**WHAT IS EXPECTED:**
Each line that holds the word "this" counts once; give the total for the records below and nothing else.

::::

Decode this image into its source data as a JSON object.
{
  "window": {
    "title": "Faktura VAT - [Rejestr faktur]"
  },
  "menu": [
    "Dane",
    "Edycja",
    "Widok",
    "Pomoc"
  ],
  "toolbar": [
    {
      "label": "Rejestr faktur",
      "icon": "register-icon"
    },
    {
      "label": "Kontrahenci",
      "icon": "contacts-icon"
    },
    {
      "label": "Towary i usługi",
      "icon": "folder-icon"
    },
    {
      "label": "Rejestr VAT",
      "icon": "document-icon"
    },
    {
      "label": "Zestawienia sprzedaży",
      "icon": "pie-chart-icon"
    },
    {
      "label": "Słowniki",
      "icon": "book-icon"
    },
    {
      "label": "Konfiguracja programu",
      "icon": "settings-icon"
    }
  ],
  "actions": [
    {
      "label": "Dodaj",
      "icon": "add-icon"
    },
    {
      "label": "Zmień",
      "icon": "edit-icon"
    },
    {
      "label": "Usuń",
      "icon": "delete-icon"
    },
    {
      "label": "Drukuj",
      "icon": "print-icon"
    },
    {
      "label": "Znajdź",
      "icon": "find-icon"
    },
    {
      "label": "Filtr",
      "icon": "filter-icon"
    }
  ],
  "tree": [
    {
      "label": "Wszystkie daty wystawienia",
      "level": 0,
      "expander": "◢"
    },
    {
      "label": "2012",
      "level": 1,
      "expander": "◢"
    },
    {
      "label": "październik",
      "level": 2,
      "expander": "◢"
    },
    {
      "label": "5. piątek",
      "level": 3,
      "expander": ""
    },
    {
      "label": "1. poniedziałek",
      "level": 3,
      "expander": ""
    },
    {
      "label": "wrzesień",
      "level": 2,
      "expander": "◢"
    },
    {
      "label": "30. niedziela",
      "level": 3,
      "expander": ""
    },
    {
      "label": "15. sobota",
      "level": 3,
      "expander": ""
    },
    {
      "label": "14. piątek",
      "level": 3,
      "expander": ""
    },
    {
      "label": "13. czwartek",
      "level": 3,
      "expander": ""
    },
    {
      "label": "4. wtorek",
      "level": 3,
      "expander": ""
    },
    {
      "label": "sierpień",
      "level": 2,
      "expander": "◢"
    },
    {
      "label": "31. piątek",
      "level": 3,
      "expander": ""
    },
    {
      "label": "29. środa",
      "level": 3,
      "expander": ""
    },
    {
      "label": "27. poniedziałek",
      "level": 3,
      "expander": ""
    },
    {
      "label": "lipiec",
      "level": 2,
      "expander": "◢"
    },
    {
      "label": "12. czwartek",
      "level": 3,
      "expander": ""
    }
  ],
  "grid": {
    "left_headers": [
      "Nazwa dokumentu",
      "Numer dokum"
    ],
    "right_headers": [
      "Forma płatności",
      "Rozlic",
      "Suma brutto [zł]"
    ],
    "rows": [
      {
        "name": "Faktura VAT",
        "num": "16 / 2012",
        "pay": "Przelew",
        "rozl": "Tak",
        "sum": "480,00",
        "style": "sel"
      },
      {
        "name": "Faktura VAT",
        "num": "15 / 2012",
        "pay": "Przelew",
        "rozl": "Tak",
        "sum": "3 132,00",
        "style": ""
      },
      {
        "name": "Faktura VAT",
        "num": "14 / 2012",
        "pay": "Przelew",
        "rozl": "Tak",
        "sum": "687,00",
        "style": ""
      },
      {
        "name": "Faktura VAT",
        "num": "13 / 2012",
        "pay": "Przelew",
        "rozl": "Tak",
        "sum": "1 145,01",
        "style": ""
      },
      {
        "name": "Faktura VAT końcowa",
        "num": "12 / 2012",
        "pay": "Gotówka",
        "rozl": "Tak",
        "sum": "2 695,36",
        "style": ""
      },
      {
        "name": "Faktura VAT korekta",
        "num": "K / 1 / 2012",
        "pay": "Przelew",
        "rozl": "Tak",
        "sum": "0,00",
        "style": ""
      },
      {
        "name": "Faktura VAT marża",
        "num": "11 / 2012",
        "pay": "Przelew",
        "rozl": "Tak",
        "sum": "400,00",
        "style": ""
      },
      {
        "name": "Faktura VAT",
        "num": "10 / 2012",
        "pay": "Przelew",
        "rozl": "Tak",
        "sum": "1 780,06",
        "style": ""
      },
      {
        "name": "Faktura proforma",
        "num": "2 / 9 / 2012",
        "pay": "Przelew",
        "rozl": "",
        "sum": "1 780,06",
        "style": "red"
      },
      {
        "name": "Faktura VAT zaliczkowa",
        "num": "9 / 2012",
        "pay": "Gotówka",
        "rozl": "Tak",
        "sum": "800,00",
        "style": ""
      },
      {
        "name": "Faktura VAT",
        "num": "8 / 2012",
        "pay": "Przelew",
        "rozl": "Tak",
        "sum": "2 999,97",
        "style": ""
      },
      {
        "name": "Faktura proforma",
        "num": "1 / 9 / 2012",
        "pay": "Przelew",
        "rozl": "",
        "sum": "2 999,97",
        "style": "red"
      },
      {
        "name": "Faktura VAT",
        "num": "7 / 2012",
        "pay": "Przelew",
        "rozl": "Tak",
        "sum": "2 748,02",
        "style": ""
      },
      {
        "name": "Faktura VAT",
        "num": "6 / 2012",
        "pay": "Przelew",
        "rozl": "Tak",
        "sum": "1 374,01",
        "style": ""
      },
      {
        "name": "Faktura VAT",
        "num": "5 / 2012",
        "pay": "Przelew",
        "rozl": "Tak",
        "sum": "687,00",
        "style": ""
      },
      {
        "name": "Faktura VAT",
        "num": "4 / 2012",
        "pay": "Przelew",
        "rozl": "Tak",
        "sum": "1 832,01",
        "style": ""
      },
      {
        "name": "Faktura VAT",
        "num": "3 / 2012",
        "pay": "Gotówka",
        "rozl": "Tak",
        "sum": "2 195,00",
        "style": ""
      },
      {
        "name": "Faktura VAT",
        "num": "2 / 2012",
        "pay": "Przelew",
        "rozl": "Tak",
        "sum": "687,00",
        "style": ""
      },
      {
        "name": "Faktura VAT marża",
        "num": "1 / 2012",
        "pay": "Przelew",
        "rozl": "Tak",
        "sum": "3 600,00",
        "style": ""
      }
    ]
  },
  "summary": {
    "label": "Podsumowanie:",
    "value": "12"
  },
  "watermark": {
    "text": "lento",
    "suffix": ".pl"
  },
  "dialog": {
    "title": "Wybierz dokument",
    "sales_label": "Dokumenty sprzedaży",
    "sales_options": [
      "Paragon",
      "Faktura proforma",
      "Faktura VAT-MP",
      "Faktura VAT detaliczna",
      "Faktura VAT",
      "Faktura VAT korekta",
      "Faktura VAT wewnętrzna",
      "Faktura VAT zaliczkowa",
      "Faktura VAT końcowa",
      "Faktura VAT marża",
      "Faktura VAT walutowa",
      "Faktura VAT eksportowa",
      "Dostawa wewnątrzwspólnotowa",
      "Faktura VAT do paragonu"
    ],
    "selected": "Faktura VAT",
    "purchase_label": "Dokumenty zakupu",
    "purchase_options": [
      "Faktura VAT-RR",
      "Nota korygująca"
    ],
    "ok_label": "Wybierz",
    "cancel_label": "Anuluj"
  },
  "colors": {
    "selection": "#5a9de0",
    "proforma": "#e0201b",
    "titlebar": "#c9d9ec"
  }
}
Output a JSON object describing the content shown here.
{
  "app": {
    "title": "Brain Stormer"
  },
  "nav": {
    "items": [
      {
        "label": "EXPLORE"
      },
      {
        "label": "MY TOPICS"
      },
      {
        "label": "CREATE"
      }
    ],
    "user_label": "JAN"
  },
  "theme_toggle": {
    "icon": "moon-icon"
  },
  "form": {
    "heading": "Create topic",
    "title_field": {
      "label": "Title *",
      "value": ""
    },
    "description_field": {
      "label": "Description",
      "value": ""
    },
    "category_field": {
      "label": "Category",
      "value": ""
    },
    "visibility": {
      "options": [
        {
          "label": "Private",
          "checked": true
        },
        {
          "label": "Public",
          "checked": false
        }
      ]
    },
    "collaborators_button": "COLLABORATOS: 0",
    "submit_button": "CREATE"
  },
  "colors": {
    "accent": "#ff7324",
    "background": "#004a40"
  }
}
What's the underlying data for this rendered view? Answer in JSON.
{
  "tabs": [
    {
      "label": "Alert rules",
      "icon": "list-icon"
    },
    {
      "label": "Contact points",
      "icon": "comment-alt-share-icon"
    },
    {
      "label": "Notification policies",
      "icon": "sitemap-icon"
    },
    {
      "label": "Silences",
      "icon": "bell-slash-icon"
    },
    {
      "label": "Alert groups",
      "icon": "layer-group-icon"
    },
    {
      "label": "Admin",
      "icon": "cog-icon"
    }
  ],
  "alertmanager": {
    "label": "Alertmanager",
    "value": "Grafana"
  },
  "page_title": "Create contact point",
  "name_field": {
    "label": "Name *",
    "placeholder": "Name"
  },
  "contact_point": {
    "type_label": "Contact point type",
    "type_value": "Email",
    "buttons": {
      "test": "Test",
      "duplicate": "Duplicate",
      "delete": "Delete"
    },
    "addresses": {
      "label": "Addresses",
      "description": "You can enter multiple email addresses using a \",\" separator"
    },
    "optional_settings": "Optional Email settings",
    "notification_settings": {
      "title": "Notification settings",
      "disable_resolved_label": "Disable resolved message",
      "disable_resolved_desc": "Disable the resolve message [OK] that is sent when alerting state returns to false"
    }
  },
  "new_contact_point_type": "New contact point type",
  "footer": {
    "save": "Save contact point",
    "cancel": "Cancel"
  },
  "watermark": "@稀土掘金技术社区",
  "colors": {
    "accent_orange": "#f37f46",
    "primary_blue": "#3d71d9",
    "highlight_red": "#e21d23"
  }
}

::::

**RESPONSE:**
2